══ Entries shown ══

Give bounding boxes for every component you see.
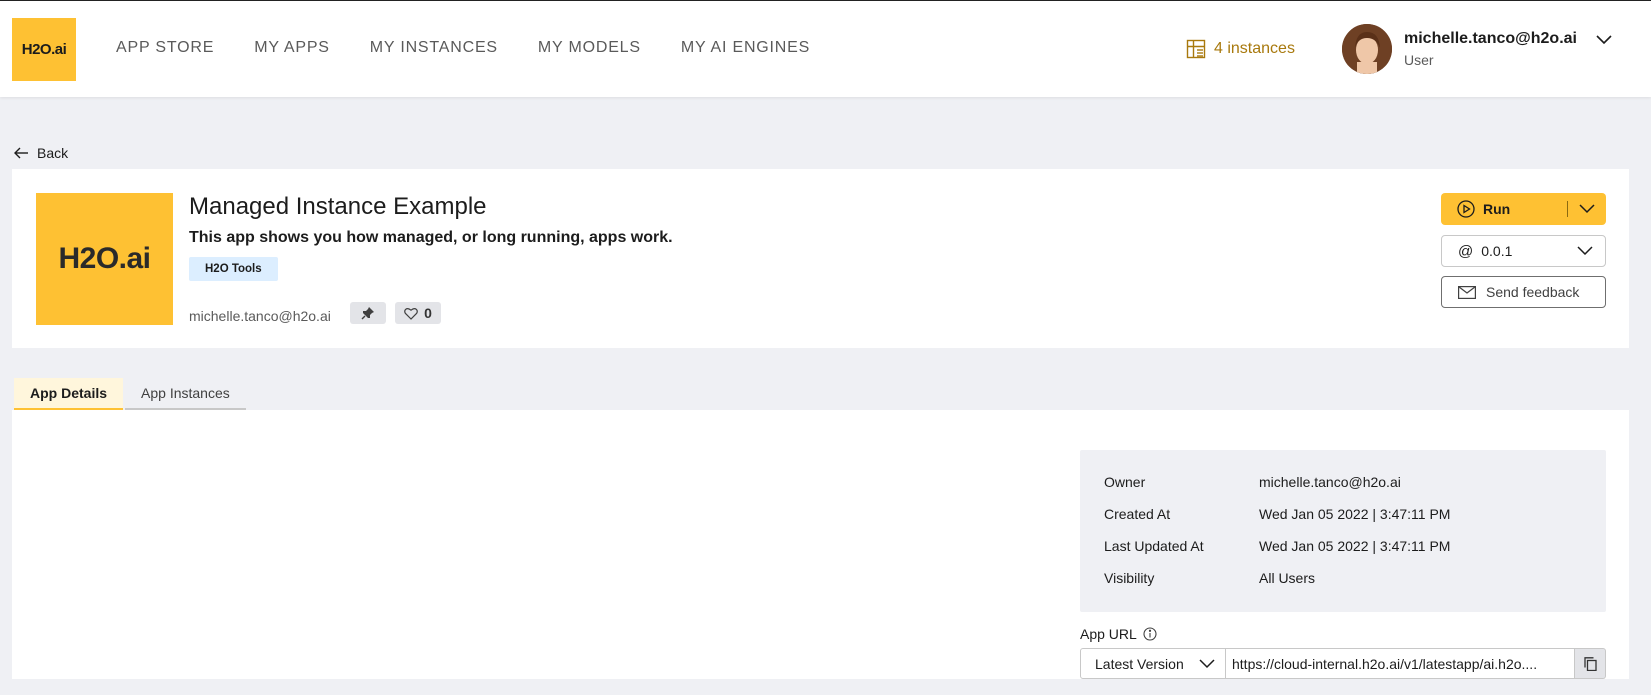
- instances-count: 4 instances: [1214, 40, 1295, 57]
- instances-link[interactable]: 4 instances: [1186, 39, 1295, 59]
- meta-value: Wed Jan 05 2022 | 3:47:11 PM: [1259, 538, 1451, 554]
- send-feedback-button[interactable]: Send feedback: [1441, 276, 1606, 308]
- meta-key: Last Updated At: [1104, 538, 1204, 554]
- copy-url-button[interactable]: [1575, 648, 1606, 679]
- meta-key: Created At: [1104, 506, 1171, 522]
- nav-my-models[interactable]: MY MODELS: [538, 39, 641, 57]
- meta-value: Wed Jan 05 2022 | 3:47:11 PM: [1259, 506, 1451, 522]
- pin-icon: [361, 307, 374, 320]
- top-header: H2O.ai APP STORE MY APPS MY INSTANCES MY…: [0, 0, 1651, 97]
- tab-app-instances[interactable]: App Instances: [125, 378, 246, 410]
- version-select[interactable]: @ 0.0.1: [1441, 235, 1606, 267]
- play-circle-icon: [1457, 200, 1475, 218]
- like-count: 0: [424, 305, 432, 321]
- back-link[interactable]: Back: [14, 145, 68, 161]
- metadata-box: Owner michelle.tanco@h2o.ai Created At W…: [1080, 450, 1606, 612]
- back-label: Back: [37, 145, 69, 161]
- copy-icon: [1583, 656, 1597, 671]
- app-logo: H2O.ai: [36, 193, 173, 325]
- app-url-label-text: App URL: [1080, 626, 1137, 642]
- tab-app-details[interactable]: App Details: [14, 378, 124, 410]
- category-tag[interactable]: H2O Tools: [189, 257, 278, 281]
- run-split-button: Run: [1441, 193, 1606, 225]
- info-icon[interactable]: [1143, 627, 1157, 641]
- user-avatar[interactable]: [1342, 24, 1392, 74]
- nav-my-instances[interactable]: MY INSTANCES: [370, 39, 498, 57]
- nav-my-apps[interactable]: MY APPS: [254, 39, 330, 57]
- app-url-field[interactable]: [1226, 648, 1575, 679]
- app-url-label: App URL: [1080, 626, 1157, 642]
- url-version-value: Latest Version: [1095, 655, 1184, 672]
- url-version-select[interactable]: Latest Version: [1080, 648, 1226, 679]
- meta-row-visibility: Visibility All Users: [1104, 570, 1315, 586]
- chevron-down-icon: [1199, 658, 1215, 668]
- meta-key: Owner: [1104, 474, 1146, 490]
- app-owner: michelle.tanco@h2o.ai: [189, 308, 331, 324]
- meta-row-owner: Owner michelle.tanco@h2o.ai: [1104, 474, 1401, 490]
- user-email: michelle.tanco@h2o.ai: [1404, 30, 1577, 47]
- h2o-logo[interactable]: H2O.ai: [12, 18, 76, 81]
- like-button[interactable]: 0: [395, 302, 441, 324]
- meta-key: Visibility: [1104, 570, 1155, 586]
- user-role: User: [1404, 52, 1434, 68]
- run-label: Run: [1483, 201, 1511, 217]
- run-button[interactable]: Run: [1441, 200, 1567, 218]
- nav-app-store[interactable]: APP STORE: [116, 39, 214, 57]
- run-options-chevron-icon[interactable]: [1568, 204, 1606, 214]
- meta-value: michelle.tanco@h2o.ai: [1259, 474, 1401, 490]
- user-menu-chevron-icon[interactable]: [1596, 32, 1612, 50]
- app-description: This app shows you how managed, or long …: [189, 229, 673, 246]
- mail-icon: [1458, 285, 1476, 299]
- version-value: 0.0.1: [1481, 243, 1513, 259]
- nav-my-ai-engines[interactable]: MY AI ENGINES: [681, 39, 810, 57]
- pin-button[interactable]: [350, 302, 386, 324]
- meta-row-updated: Last Updated At Wed Jan 05 2022 | 3:47:1…: [1104, 538, 1450, 554]
- app-title: Managed Instance Example: [189, 193, 487, 220]
- meta-value: All Users: [1259, 570, 1316, 586]
- app-header-card: H2O.ai Managed Instance Example This app…: [12, 169, 1629, 348]
- version-at-symbol: @: [1458, 242, 1474, 260]
- arrow-left-icon: [14, 147, 28, 159]
- app-details-panel: Owner michelle.tanco@h2o.ai Created At W…: [12, 410, 1629, 679]
- send-feedback-label: Send feedback: [1486, 284, 1580, 300]
- meta-row-created: Created At Wed Jan 05 2022 | 3:47:11 PM: [1104, 506, 1450, 522]
- main-nav: APP STORE MY APPS MY INSTANCES MY MODELS…: [116, 39, 850, 57]
- heart-icon: [404, 307, 418, 320]
- detail-tabs: App Details App Instances: [14, 378, 246, 410]
- chevron-down-icon: [1577, 246, 1593, 256]
- instances-grid-icon: [1186, 39, 1206, 59]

═══

_What this task involves:_ Put the lines from the one holding "- instances-count: 4" through the one holding "- like-count: 0: [424, 305, 432, 321]", both included, into a JSON list of strings with one string per line and no blank lines.

_Solution to the exercise:_
[
  "- instances-count: 4 instances: [1214, 40, 1295, 57]",
  "- instances-link[interactable]: 4 instances: [1186, 39, 1295, 59]",
  "- meta-value: Wed Jan 05 2022 | 3:47:11 PM: [1259, 538, 1451, 554]",
  "- send-feedback-button[interactable]: Send feedback: [1441, 276, 1606, 308]",
  "- meta-key: Last Updated At: [1104, 538, 1204, 554]",
  "- copy-url-button[interactable]: [1575, 648, 1606, 679]",
  "- meta-key: Created At: [1104, 506, 1171, 522]",
  "- nav-my-models[interactable]: MY MODELS: [538, 39, 641, 57]",
  "- meta-value: Wed Jan 05 2022 | 3:47:11 PM: [1259, 506, 1451, 522]",
  "- pin-icon: [361, 307, 374, 320]",
  "- top-header: H2O.ai APP STORE MY APPS MY INSTANCES MY…: [0, 0, 1651, 97]",
  "- tab-app-instances[interactable]: App Instances: [125, 378, 246, 410]",
  "- version-select[interactable]: @ 0.0.1: [1441, 235, 1606, 267]",
  "- play-circle-icon: [1457, 200, 1475, 218]",
  "- like-count: 0: [424, 305, 432, 321]"
]